** START OF Dataset records **

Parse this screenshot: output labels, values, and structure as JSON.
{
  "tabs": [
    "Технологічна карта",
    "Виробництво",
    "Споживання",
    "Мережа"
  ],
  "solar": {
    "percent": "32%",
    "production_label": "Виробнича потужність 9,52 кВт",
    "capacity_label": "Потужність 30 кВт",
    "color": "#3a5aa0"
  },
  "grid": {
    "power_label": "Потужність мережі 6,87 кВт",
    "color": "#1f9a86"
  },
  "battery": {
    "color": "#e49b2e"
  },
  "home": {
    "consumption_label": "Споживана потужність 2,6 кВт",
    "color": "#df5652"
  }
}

** END OF Dataset records **

**Problem requirements**
Report each line of the material above where the word "color" appears.

**Result of this exercise**
    "color": "#3a5aa0"
    "color": "#1f9a86"
    "color": "#e49b2e"
    "color": "#df5652"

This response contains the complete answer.